▼▼▼

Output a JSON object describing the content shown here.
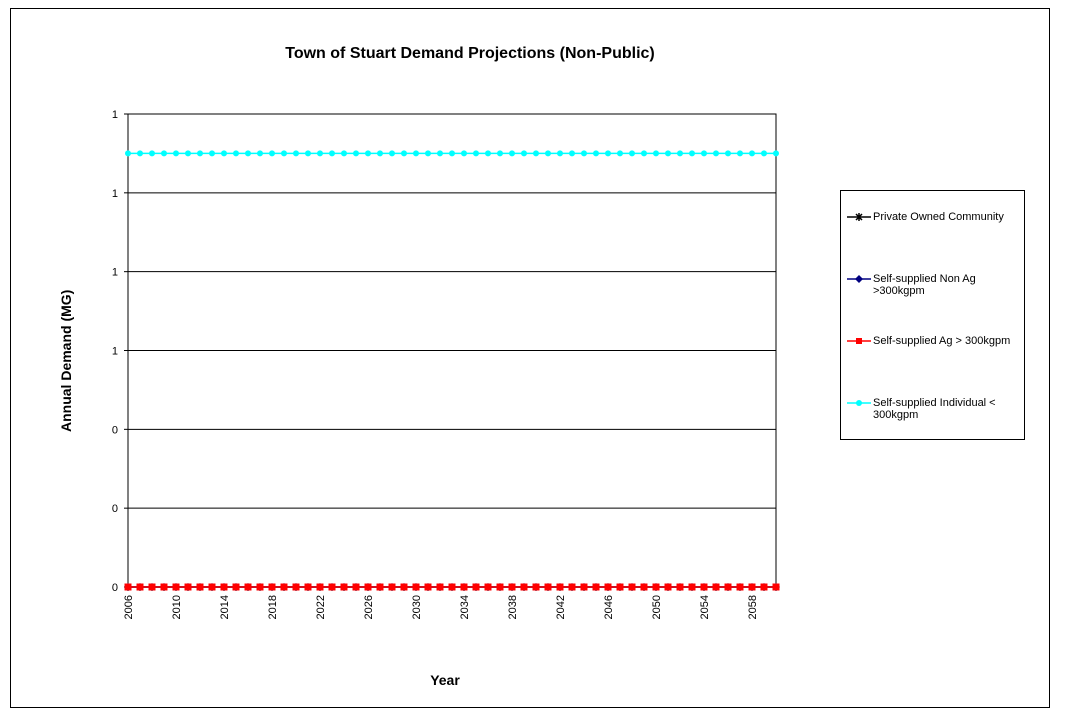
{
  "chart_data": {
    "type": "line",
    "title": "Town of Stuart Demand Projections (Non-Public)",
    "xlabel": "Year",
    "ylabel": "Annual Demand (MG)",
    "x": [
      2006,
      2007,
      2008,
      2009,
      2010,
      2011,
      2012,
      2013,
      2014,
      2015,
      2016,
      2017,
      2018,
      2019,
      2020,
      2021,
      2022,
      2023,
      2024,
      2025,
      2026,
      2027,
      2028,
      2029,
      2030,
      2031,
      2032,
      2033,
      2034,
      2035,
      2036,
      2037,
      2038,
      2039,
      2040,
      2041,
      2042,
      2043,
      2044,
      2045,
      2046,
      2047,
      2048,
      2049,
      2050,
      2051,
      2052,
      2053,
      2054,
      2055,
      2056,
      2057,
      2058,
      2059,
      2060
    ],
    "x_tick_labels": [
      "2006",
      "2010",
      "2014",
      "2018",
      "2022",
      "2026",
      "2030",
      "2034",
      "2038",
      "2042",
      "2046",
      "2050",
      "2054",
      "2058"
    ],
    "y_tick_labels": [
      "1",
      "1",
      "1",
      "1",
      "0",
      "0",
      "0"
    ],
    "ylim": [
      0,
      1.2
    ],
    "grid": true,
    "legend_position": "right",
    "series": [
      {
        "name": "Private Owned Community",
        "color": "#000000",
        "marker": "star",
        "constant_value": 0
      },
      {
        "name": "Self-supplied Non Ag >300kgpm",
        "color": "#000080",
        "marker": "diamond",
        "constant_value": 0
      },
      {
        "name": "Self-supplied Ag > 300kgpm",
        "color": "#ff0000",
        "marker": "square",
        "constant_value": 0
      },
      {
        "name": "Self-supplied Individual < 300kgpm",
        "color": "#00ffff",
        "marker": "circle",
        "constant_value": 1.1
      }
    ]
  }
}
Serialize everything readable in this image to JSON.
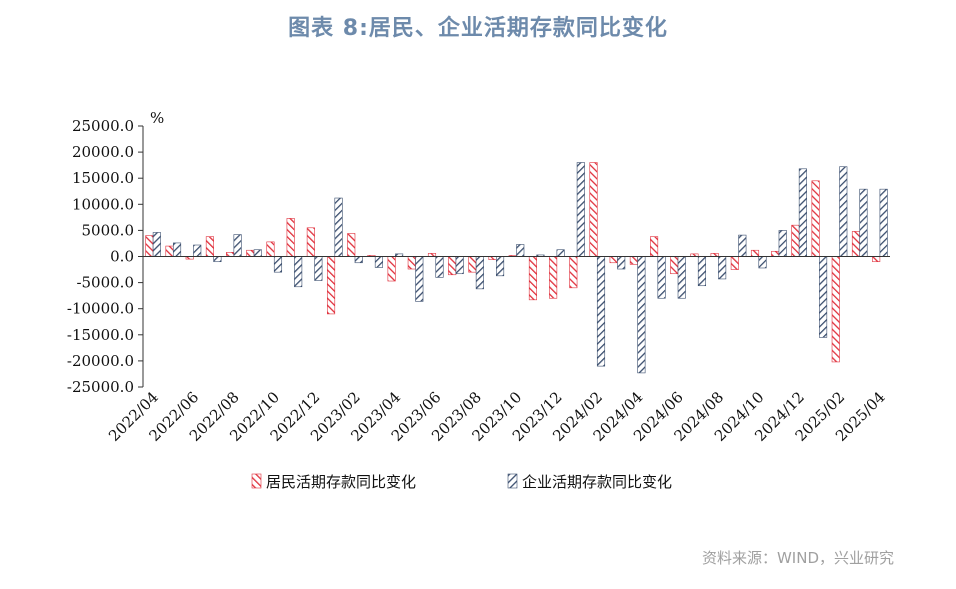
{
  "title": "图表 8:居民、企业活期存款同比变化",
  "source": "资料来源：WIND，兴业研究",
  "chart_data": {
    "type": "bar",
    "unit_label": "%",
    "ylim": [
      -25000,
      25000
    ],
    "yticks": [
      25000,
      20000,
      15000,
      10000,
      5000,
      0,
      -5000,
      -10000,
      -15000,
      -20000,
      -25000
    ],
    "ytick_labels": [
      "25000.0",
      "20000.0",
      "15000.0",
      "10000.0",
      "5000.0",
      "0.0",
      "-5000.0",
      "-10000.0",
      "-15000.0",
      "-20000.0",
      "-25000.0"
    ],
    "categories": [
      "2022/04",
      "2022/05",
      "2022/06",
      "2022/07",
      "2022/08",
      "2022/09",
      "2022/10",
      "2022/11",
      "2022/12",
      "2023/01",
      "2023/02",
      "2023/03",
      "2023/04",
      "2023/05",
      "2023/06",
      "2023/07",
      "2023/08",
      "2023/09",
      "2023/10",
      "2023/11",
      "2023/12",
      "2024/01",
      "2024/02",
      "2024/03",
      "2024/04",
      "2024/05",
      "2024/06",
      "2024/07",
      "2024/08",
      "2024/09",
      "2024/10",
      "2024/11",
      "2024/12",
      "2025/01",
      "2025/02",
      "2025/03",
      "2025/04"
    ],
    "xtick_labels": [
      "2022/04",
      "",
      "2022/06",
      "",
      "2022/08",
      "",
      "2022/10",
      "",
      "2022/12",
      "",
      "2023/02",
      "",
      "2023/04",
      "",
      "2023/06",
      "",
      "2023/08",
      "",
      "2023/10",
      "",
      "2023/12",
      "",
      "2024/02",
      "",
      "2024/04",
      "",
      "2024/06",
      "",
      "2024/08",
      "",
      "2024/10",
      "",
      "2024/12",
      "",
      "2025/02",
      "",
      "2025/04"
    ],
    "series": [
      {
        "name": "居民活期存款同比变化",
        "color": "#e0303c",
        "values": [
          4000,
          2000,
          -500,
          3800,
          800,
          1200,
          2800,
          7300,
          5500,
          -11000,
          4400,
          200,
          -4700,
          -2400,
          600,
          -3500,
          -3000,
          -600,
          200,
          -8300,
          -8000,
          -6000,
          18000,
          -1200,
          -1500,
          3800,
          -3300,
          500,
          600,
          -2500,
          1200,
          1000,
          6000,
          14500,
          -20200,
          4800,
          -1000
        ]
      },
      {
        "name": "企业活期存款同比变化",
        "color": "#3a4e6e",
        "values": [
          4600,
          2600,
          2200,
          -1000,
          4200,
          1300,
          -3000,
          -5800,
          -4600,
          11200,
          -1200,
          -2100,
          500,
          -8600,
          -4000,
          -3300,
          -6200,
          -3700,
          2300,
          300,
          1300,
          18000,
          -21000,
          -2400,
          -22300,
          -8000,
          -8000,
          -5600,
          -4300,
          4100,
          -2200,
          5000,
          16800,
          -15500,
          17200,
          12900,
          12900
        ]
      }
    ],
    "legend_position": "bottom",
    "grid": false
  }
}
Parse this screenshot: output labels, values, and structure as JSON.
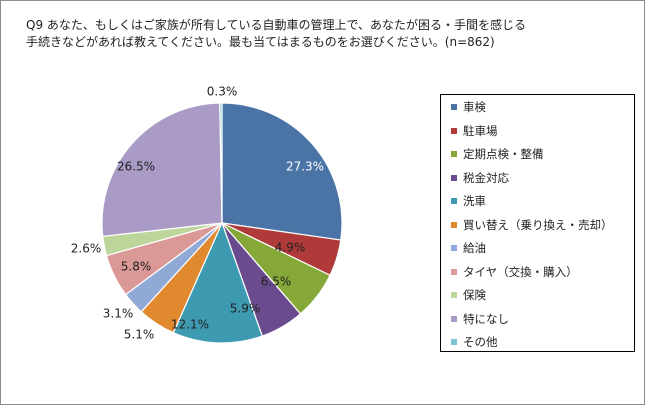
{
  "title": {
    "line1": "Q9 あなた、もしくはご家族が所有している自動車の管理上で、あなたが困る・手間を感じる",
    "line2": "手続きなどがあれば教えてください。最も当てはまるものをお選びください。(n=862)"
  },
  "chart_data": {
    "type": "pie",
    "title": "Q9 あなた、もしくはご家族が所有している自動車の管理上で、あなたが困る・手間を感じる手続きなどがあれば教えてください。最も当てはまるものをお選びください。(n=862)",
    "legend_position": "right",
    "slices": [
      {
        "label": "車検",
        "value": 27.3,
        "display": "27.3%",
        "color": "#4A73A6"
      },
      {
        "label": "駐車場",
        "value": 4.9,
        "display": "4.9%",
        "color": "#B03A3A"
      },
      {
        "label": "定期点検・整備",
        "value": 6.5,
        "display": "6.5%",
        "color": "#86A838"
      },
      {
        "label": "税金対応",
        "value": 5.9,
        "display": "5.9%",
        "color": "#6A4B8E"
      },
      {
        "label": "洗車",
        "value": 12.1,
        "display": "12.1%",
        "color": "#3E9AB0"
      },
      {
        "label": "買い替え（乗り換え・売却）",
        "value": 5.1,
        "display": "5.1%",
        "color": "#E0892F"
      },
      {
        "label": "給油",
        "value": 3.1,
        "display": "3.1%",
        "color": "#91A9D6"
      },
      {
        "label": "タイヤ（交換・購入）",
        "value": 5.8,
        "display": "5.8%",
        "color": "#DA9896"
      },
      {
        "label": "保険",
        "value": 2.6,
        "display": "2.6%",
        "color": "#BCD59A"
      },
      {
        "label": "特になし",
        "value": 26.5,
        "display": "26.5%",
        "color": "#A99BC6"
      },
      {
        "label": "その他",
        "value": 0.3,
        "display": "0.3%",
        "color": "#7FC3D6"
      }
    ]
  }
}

▲▲▲

> YOUR OBJECTIVE: Extract each line from the listing that holds the word "display".

> WRITTEN ANSWER:
        "display": "27.3%",
        "display": "4.9%",
        "display": "6.5%",
        "display": "5.9%",
        "display": "12.1%",
        "display": "5.1%",
        "display": "3.1%",
        "display": "5.8%",
        "display": "2.6%",
        "display": "26.5%",
        "display": "0.3%",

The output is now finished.